[Available data start]

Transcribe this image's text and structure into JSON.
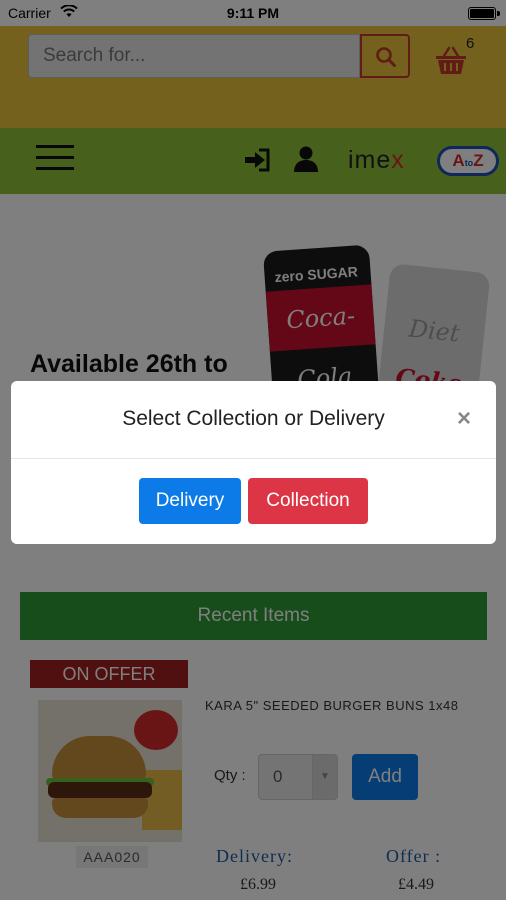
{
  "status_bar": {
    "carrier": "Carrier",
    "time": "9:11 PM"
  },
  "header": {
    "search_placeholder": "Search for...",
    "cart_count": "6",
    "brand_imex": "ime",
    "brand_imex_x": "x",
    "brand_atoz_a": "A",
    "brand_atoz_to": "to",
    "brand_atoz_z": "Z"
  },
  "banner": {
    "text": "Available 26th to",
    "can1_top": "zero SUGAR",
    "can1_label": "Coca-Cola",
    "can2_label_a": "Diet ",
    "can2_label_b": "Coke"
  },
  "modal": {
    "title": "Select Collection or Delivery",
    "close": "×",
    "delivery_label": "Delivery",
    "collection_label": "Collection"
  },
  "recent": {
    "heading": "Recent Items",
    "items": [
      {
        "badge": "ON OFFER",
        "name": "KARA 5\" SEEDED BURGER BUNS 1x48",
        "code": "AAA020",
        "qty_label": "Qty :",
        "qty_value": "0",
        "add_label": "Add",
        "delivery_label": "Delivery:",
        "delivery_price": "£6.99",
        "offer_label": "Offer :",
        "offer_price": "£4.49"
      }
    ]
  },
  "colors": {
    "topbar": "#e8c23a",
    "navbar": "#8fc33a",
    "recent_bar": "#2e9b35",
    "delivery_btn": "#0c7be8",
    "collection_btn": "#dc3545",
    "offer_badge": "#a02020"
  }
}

[Available data end]
[Available data start]

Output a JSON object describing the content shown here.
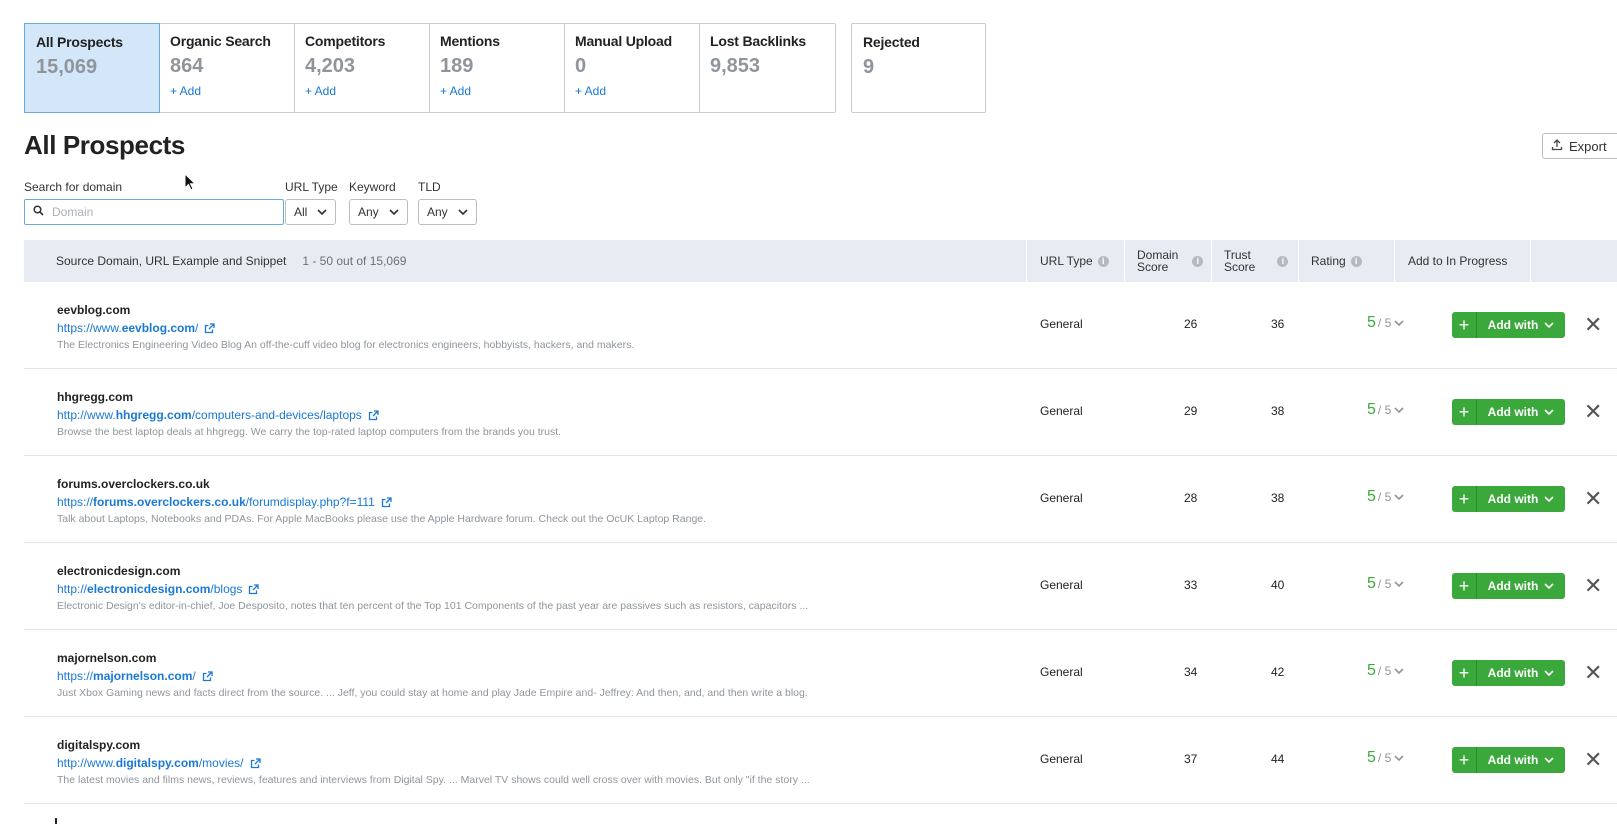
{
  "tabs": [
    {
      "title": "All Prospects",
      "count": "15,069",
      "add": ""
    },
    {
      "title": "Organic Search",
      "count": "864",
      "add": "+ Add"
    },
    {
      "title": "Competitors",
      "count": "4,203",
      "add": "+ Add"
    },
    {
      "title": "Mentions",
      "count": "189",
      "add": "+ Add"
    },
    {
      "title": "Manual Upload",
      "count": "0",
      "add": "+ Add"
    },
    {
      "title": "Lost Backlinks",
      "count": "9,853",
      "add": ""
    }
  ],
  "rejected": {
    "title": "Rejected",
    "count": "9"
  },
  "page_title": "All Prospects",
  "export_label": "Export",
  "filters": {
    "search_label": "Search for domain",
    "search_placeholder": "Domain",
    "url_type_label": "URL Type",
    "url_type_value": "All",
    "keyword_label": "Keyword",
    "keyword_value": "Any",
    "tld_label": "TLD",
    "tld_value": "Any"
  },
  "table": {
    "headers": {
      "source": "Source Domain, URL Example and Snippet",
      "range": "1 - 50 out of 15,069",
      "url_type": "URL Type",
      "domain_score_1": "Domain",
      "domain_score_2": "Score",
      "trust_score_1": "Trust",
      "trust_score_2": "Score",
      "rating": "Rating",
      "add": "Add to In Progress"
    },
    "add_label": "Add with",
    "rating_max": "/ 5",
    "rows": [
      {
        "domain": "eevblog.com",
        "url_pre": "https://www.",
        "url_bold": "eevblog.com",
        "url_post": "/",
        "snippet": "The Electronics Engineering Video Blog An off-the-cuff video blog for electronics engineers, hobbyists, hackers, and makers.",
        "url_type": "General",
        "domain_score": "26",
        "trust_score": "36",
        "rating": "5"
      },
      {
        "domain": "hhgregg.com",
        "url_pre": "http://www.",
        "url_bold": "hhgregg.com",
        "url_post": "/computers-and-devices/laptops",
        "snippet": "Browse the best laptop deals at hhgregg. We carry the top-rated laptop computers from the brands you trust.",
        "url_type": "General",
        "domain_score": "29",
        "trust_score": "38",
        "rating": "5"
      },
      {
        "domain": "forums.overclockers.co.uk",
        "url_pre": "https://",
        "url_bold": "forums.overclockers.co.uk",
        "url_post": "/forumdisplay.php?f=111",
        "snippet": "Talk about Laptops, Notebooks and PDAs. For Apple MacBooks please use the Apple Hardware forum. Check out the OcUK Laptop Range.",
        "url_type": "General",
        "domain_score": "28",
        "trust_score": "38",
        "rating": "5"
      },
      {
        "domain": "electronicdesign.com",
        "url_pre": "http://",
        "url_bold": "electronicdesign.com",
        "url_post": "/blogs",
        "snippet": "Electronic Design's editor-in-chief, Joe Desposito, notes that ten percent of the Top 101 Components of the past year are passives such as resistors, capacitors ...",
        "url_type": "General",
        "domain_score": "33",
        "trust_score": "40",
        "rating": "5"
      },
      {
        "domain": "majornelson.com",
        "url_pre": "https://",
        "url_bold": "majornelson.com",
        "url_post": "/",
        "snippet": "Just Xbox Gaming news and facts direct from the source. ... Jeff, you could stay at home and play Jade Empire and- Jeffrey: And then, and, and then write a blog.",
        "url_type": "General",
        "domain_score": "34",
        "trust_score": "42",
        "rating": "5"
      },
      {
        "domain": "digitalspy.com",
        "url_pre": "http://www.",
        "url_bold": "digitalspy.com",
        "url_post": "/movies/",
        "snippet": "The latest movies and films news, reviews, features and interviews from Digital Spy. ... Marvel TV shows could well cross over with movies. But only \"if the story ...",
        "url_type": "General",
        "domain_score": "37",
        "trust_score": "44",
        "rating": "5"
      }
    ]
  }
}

[Available data end]

» What is required: Scan the data above; copy every line where "could" appears.

» Written solution:
        "snippet": "Just Xbox Gaming news and facts direct from the source. ... Jeff, you could stay at home and play Jade Empire and- Jeffrey: And then, and, and then write a blog.",
        "snippet": "The latest movies and films news, reviews, features and interviews from Digital Spy. ... Marvel TV shows could well cross over with movies. But only \"if the story ...",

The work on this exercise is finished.